◆ **YOUR OBJECTIVE**
You are to retype all of the data exactly as it appears.

:: EXCERPTED RECORDS

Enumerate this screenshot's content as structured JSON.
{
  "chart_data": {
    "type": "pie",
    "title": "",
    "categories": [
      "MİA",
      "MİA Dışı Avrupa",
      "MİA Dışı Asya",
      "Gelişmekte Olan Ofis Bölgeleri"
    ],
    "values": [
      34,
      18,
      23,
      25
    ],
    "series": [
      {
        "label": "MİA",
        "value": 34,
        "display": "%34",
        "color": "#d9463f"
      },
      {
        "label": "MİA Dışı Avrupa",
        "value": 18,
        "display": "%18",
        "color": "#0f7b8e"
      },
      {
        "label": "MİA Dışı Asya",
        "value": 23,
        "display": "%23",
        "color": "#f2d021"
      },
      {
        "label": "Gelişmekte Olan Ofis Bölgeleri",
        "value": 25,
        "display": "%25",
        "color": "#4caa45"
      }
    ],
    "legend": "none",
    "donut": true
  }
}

::::

◆ **OUTPUT OF THE TASK**
Enumerate this screenshot's content as structured JSON.
{
  "chart_data": {
    "type": "pie",
    "title": "",
    "categories": [
      "MİA",
      "MİA Dışı Avrupa",
      "MİA Dışı Asya",
      "Gelişmekte Olan Ofis Bölgeleri"
    ],
    "values": [
      34,
      18,
      23,
      25
    ],
    "series": [
      {
        "label": "MİA",
        "value": 34,
        "display": "%34",
        "color": "#d9463f"
      },
      {
        "label": "MİA Dışı Avrupa",
        "value": 18,
        "display": "%18",
        "color": "#0f7b8e"
      },
      {
        "label": "MİA Dışı Asya",
        "value": 23,
        "display": "%23",
        "color": "#f2d021"
      },
      {
        "label": "Gelişmekte Olan Ofis Bölgeleri",
        "value": 25,
        "display": "%25",
        "color": "#4caa45"
      }
    ],
    "legend": "none",
    "donut": true
  }
}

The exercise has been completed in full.